* [Supplied entries]:
§ §
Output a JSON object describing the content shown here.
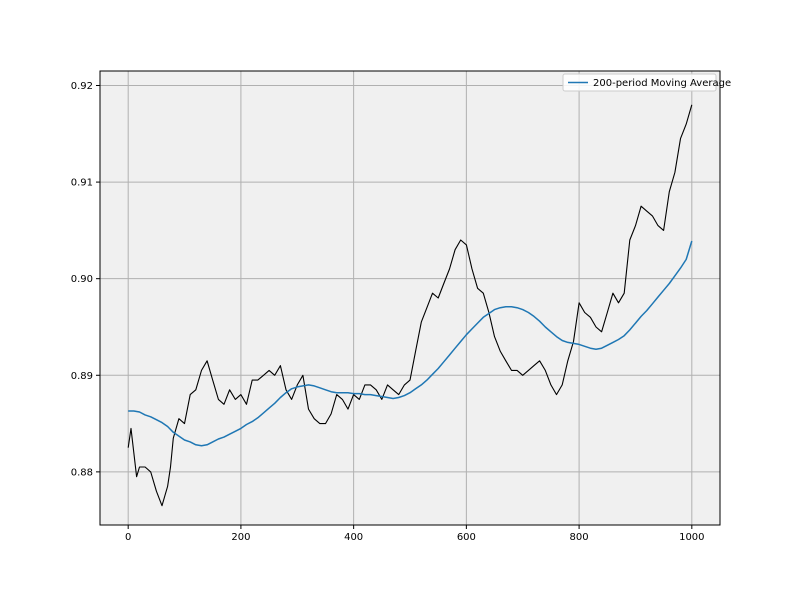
{
  "chart_data": {
    "type": "line",
    "title": "",
    "xlabel": "",
    "ylabel": "",
    "xlim": [
      -50,
      1050
    ],
    "ylim": [
      0.8745,
      0.9215
    ],
    "grid": true,
    "background": "#f0f0f0",
    "legend": {
      "placement": "top-right",
      "entries": [
        "200-period Moving Average"
      ]
    },
    "x_ticks": [
      {
        "value": 0,
        "label": "0"
      },
      {
        "value": 200,
        "label": "200"
      },
      {
        "value": 400,
        "label": "400"
      },
      {
        "value": 600,
        "label": "600"
      },
      {
        "value": 800,
        "label": "800"
      },
      {
        "value": 1000,
        "label": "1000"
      }
    ],
    "y_ticks": [
      {
        "value": 0.88,
        "label": "0.88"
      },
      {
        "value": 0.89,
        "label": "0.89"
      },
      {
        "value": 0.9,
        "label": "0.90"
      },
      {
        "value": 0.91,
        "label": "0.91"
      },
      {
        "value": 0.92,
        "label": "0.92"
      }
    ],
    "series": [
      {
        "color": "#000000",
        "x": [
          0,
          5,
          10,
          15,
          20,
          30,
          40,
          50,
          60,
          65,
          70,
          75,
          80,
          90,
          100,
          110,
          120,
          130,
          140,
          150,
          160,
          170,
          180,
          190,
          200,
          210,
          220,
          230,
          240,
          250,
          260,
          270,
          280,
          290,
          300,
          310,
          320,
          330,
          340,
          350,
          360,
          370,
          380,
          390,
          400,
          410,
          420,
          430,
          440,
          450,
          460,
          470,
          480,
          490,
          500,
          510,
          520,
          530,
          540,
          550,
          560,
          570,
          580,
          590,
          600,
          610,
          620,
          630,
          640,
          650,
          660,
          670,
          680,
          690,
          700,
          710,
          720,
          730,
          740,
          750,
          760,
          770,
          780,
          790,
          800,
          810,
          820,
          830,
          840,
          850,
          860,
          870,
          880,
          890,
          900,
          910,
          920,
          930,
          940,
          950,
          960,
          970,
          980,
          990,
          1000
        ],
        "values": [
          0.8825,
          0.8845,
          0.882,
          0.8795,
          0.8805,
          0.8805,
          0.88,
          0.878,
          0.8765,
          0.8775,
          0.8785,
          0.8805,
          0.8835,
          0.8855,
          0.885,
          0.888,
          0.8885,
          0.8905,
          0.8915,
          0.8895,
          0.8875,
          0.887,
          0.8885,
          0.8875,
          0.888,
          0.887,
          0.8895,
          0.8895,
          0.89,
          0.8905,
          0.89,
          0.891,
          0.8885,
          0.8875,
          0.889,
          0.89,
          0.8865,
          0.8855,
          0.885,
          0.885,
          0.886,
          0.888,
          0.8875,
          0.8865,
          0.888,
          0.8875,
          0.889,
          0.889,
          0.8885,
          0.8875,
          0.889,
          0.8885,
          0.888,
          0.889,
          0.8895,
          0.8925,
          0.8955,
          0.897,
          0.8985,
          0.898,
          0.8995,
          0.901,
          0.903,
          0.904,
          0.9035,
          0.901,
          0.899,
          0.8985,
          0.8965,
          0.894,
          0.8925,
          0.8915,
          0.8905,
          0.8905,
          0.89,
          0.8905,
          0.891,
          0.8915,
          0.8905,
          0.889,
          0.888,
          0.889,
          0.8915,
          0.8935,
          0.8975,
          0.8965,
          0.896,
          0.895,
          0.8945,
          0.8965,
          0.8985,
          0.8975,
          0.8985,
          0.904,
          0.9055,
          0.9075,
          0.907,
          0.9065,
          0.9055,
          0.905,
          0.909,
          0.911,
          0.9145,
          0.916,
          0.918
        ]
      },
      {
        "name": "200-period Moving Average",
        "color": "#1f77b4",
        "x": [
          0,
          10,
          20,
          30,
          40,
          50,
          60,
          70,
          80,
          90,
          100,
          110,
          120,
          130,
          140,
          150,
          160,
          170,
          180,
          190,
          200,
          210,
          220,
          230,
          240,
          250,
          260,
          270,
          280,
          290,
          300,
          310,
          320,
          330,
          340,
          350,
          360,
          370,
          380,
          390,
          400,
          410,
          420,
          430,
          440,
          450,
          460,
          470,
          480,
          490,
          500,
          510,
          520,
          530,
          540,
          550,
          560,
          570,
          580,
          590,
          600,
          610,
          620,
          630,
          640,
          650,
          660,
          670,
          680,
          690,
          700,
          710,
          720,
          730,
          740,
          750,
          760,
          770,
          780,
          790,
          800,
          810,
          820,
          830,
          840,
          850,
          860,
          870,
          880,
          890,
          900,
          910,
          920,
          930,
          940,
          950,
          960,
          970,
          980,
          990,
          1000
        ],
        "values": [
          0.8863,
          0.8863,
          0.8862,
          0.8859,
          0.8857,
          0.8854,
          0.8851,
          0.8847,
          0.8841,
          0.8837,
          0.8833,
          0.8831,
          0.8828,
          0.8827,
          0.8828,
          0.8831,
          0.8834,
          0.8836,
          0.8839,
          0.8842,
          0.8845,
          0.8849,
          0.8852,
          0.8856,
          0.8861,
          0.8866,
          0.8871,
          0.8877,
          0.8882,
          0.8886,
          0.8888,
          0.8889,
          0.889,
          0.8889,
          0.8887,
          0.8885,
          0.8883,
          0.8882,
          0.8882,
          0.8882,
          0.8881,
          0.8881,
          0.888,
          0.888,
          0.8879,
          0.8878,
          0.8877,
          0.8876,
          0.8877,
          0.8879,
          0.8882,
          0.8886,
          0.889,
          0.8895,
          0.8901,
          0.8907,
          0.8914,
          0.8921,
          0.8928,
          0.8935,
          0.8942,
          0.8948,
          0.8954,
          0.896,
          0.8964,
          0.8968,
          0.897,
          0.8971,
          0.8971,
          0.897,
          0.8968,
          0.8965,
          0.8961,
          0.8956,
          0.895,
          0.8945,
          0.894,
          0.8936,
          0.8934,
          0.8933,
          0.8932,
          0.893,
          0.8928,
          0.8927,
          0.8928,
          0.8931,
          0.8934,
          0.8937,
          0.8941,
          0.8947,
          0.8954,
          0.8961,
          0.8967,
          0.8974,
          0.8981,
          0.8988,
          0.8995,
          0.9003,
          0.9011,
          0.902,
          0.9039
        ]
      }
    ]
  }
}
§ §
Tally up the lines in the preceding listing that contain the string "Moving". Respond with the number and nothing else.

* [Answer to the task]: 2